TASK DETAILS
Track down each line that has the word "psychiatriques" and copy it.

GIVEN INFORMATION
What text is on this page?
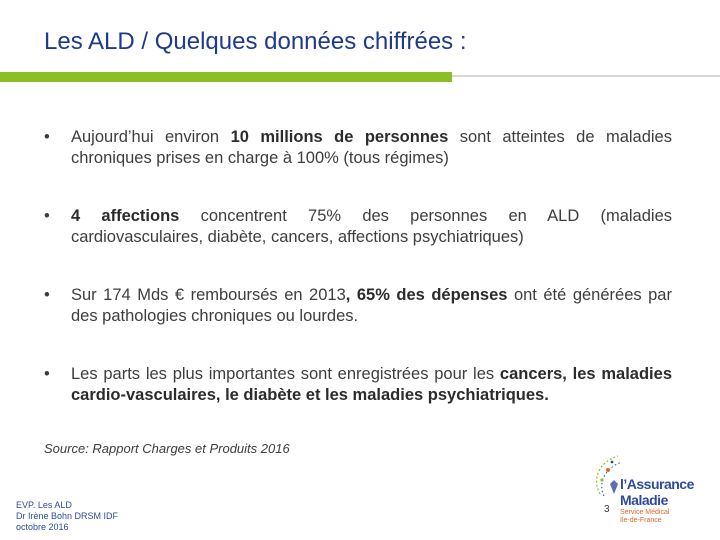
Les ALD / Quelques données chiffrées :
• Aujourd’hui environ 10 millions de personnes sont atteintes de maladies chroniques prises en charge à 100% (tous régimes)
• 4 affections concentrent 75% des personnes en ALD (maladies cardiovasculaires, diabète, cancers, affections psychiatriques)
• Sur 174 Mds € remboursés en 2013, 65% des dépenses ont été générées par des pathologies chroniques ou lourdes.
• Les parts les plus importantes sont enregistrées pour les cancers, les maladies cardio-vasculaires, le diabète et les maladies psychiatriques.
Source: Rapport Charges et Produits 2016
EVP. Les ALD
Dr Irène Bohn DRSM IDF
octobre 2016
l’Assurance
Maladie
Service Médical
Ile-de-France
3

==

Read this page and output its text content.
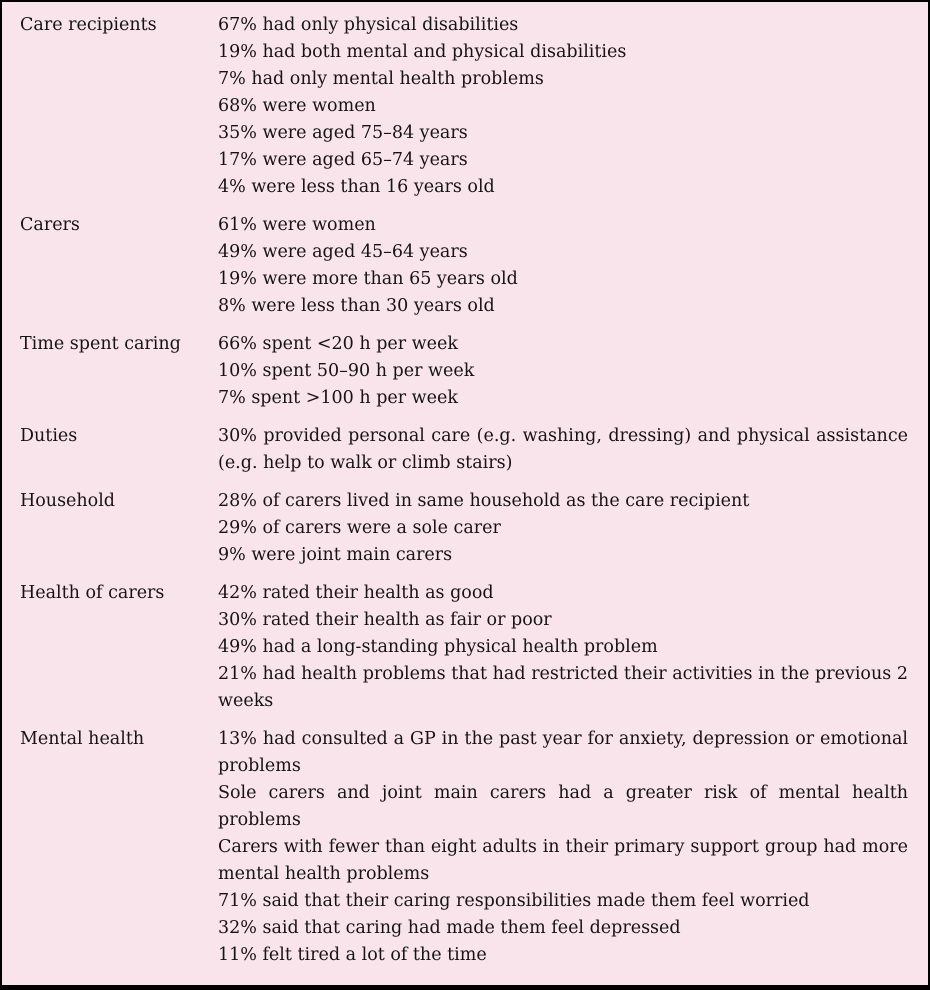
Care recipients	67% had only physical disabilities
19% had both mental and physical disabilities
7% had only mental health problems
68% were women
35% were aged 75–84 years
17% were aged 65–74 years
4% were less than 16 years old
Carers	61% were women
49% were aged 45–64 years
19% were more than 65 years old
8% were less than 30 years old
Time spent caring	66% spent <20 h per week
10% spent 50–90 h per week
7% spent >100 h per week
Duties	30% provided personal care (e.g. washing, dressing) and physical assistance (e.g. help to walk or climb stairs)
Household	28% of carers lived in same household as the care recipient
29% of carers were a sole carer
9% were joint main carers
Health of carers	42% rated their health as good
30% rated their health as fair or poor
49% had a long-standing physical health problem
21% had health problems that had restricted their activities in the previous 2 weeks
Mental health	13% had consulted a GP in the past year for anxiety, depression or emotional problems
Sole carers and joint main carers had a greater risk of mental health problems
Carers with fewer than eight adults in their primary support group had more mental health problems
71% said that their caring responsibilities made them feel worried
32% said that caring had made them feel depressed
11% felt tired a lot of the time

RESPONSE
• 4 affections concentrent 75% des personnes en ALD (maladies cardiovasculaires, diabète, cancers, affections psychiatriques)
• Les parts les plus importantes sont enregistrées pour les cancers, les maladies cardio-vasculaires, le diabète et les maladies psychiatriques.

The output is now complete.